EXERCISE DIRECTIONS:
All of the data below should be written out exactly.

DATA SHOWN:
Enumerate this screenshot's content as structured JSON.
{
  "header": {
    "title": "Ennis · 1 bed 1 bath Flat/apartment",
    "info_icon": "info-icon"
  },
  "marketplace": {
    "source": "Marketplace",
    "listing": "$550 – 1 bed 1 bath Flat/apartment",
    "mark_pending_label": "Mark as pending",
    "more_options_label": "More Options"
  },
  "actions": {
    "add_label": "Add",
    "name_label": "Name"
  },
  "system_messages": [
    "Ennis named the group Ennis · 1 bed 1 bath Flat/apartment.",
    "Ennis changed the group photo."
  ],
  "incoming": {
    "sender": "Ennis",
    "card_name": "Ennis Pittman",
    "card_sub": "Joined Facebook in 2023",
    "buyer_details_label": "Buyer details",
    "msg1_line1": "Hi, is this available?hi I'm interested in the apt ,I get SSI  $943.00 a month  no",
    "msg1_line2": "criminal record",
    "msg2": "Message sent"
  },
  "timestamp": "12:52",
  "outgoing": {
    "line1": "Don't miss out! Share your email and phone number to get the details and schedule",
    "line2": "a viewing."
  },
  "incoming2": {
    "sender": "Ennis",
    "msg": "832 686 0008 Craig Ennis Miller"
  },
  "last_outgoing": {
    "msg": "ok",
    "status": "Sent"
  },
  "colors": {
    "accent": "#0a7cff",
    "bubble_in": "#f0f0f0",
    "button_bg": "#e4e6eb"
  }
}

RESPONSE:
Enumerate this screenshot's content as structured JSON.
{
  "header": {
    "title": "Ennis · 1 bed 1 bath Flat/apartment",
    "info_icon": "info-icon"
  },
  "marketplace": {
    "source": "Marketplace",
    "listing": "$550 – 1 bed 1 bath Flat/apartment",
    "mark_pending_label": "Mark as pending",
    "more_options_label": "More Options"
  },
  "actions": {
    "add_label": "Add",
    "name_label": "Name"
  },
  "system_messages": [
    "Ennis named the group Ennis · 1 bed 1 bath Flat/apartment.",
    "Ennis changed the group photo."
  ],
  "incoming": {
    "sender": "Ennis",
    "card_name": "Ennis Pittman",
    "card_sub": "Joined Facebook in 2023",
    "buyer_details_label": "Buyer details",
    "msg1_line1": "Hi, is this available?hi I'm interested in the apt ,I get SSI  $943.00 a month  no",
    "msg1_line2": "criminal record",
    "msg2": "Message sent"
  },
  "timestamp": "12:52",
  "outgoing": {
    "line1": "Don't miss out! Share your email and phone number to get the details and schedule",
    "line2": "a viewing."
  },
  "incoming2": {
    "sender": "Ennis",
    "msg": "832 686 0008 Craig Ennis Miller"
  },
  "last_outgoing": {
    "msg": "ok",
    "status": "Sent"
  },
  "colors": {
    "accent": "#0a7cff",
    "bubble_in": "#f0f0f0",
    "button_bg": "#e4e6eb"
  }
}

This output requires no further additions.